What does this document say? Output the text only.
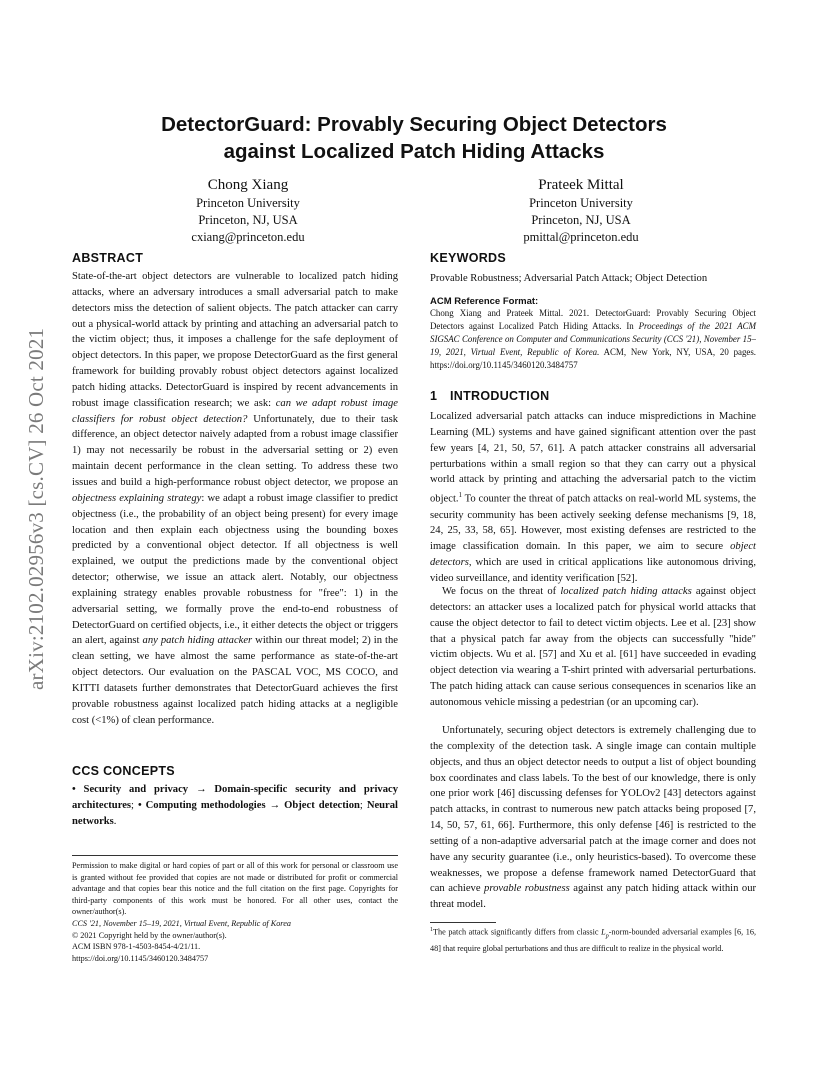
arXiv:2102.02956v3 [cs.CV] 26 Oct 2021
DetectorGuard: Provably Securing Object Detectors
against Localized Patch Hiding Attacks
Chong Xiang
Princeton University
Princeton, NJ, USA
cxiang@princeton.edu
Prateek Mittal
Princeton University
Princeton, NJ, USA
pmittal@princeton.edu
ABSTRACT

State-of-the-art object detectors are vulnerable to localized patch hiding attacks, where an adversary introduces a small adversarial patch to make detectors miss the detection of salient objects. The patch attacker can carry out a physical-world attack by printing and attaching an adversarial patch to the victim object; thus, it imposes a challenge for the safe deployment of object detectors. In this paper, we propose DetectorGuard as the first general framework for building provably robust object detectors against localized patch hiding attacks. DetectorGuard is inspired by recent advancements in robust image classification research; we ask: can we adapt robust image classifiers for robust object detection? Unfortunately, due to their task difference, an object detector naively adapted from a robust image classifier 1) may not necessarily be robust in the adversarial setting or 2) even maintain decent performance in the clean setting. To address these two issues and build a high-performance robust object detector, we propose an objectness explaining strategy: we adapt a robust image classifier to predict objectness (i.e., the probability of an object being present) for every image location and then explain each objectness using the bounding boxes predicted by a conventional object detector. If all objectness is well explained, we output the predictions made by the conventional object detector; otherwise, we issue an attack alert. Notably, our objectness explaining strategy enables provable robustness for "free": 1) in the adversarial setting, we formally prove the end-to-end robustness of DetectorGuard on certified objects, i.e., it either detects the object or triggers an alert, against any patch hiding attacker within our threat model; 2) in the clean setting, we have almost the same performance as state-of-the-art object detectors. Our evaluation on the PASCAL VOC, MS COCO, and KITTI datasets further demonstrates that DetectorGuard achieves the first provable robustness against localized patch hiding attacks at a negligible cost (<1%) of clean performance.

CCS CONCEPTS

• Security and privacy → Domain-specific security and privacy architectures; • Computing methodologies → Object detection; Neural networks.

Permission to make digital or hard copies of part or all of this work for personal or classroom use is granted without fee provided that copies are not made or distributed for profit or commercial advantage and that copies bear this notice and the full citation on the first page. Copyrights for third-party components of this work must be honored. For all other uses, contact the owner/author(s).
CCS '21, November 15–19, 2021, Virtual Event, Republic of Korea
© 2021 Copyright held by the owner/author(s).
ACM ISBN 978-1-4503-8454-4/21/11.
https://doi.org/10.1145/3460120.3484757
KEYWORDS

Provable Robustness; Adversarial Patch Attack; Object Detection

ACM Reference Format:

Chong Xiang and Prateek Mittal. 2021. DetectorGuard: Provably Securing Object Detectors against Localized Patch Hiding Attacks. In Proceedings of the 2021 ACM SIGSAC Conference on Computer and Communications Security (CCS '21), November 15–19, 2021, Virtual Event, Republic of Korea. ACM, New York, NY, USA, 20 pages. https://doi.org/10.1145/3460120.3484757

1 INTRODUCTION

Localized adversarial patch attacks can induce mispredictions in Machine Learning (ML) systems and have gained significant attention over the past few years [4, 21, 50, 57, 61]. A patch attacker constrains all adversarial perturbations within a small region so that they can carry out a physical world attack by printing and attaching the adversarial patch to the victim object.$^1$ To counter the threat of patch attacks on real-world ML systems, the security community has been actively seeking defense mechanisms [9, 18, 24, 25, 33, 58, 65]. However, most existing defenses are restricted to the image classification domain. In this paper, we aim to secure object detectors, which are used in critical applications like autonomous driving, video surveillance, and identity verification [52].

We focus on the threat of localized patch hiding attacks against object detectors: an attacker uses a localized patch for physical world attacks that cause the object detector to fail to detect victim objects. Lee et al. [23] show that a physical patch far away from the objects can successfully "hide" victim objects. Wu et al. [57] and Xu et al. [61] have succeeded in evading object detection via wearing a T-shirt printed with adversarial perturbations. The patch hiding attack can cause serious consequences in scenarios like an autonomous vehicle missing a pedestrian (or an upcoming car).

Unfortunately, securing object detectors is extremely challenging due to the complexity of the detection task. A single image can contain multiple objects, and thus an object detector needs to output a list of object bounding box coordinates and class labels. To the best of our knowledge, there is only one prior work [46] discussing defenses for YOLOv2 [43] detectors against patch attacks, in contrast to numerous new patch attacks being proposed [7, 14, 50, 57, 61, 66]. Furthermore, this only defense [46] is restricted to the setting of a non-adaptive adversarial patch at the image corner and does not have any security guarantee (i.e., only heuristics-based). To overcome these weaknesses, we propose a defense framework named DetectorGuard that can achieve provable robustness against any patch hiding attack within our threat model.

$^1$The patch attack significantly differs from classic $L_p-norm$-bounded adversarial examples [6, 16, 48] that require global perturbations and thus are difficult to realize in the physical world.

AIM:
Within the data above, count the lines that contain the string "Virtual"; the reply is the number alone.

RESULT OF THIS TASK:
2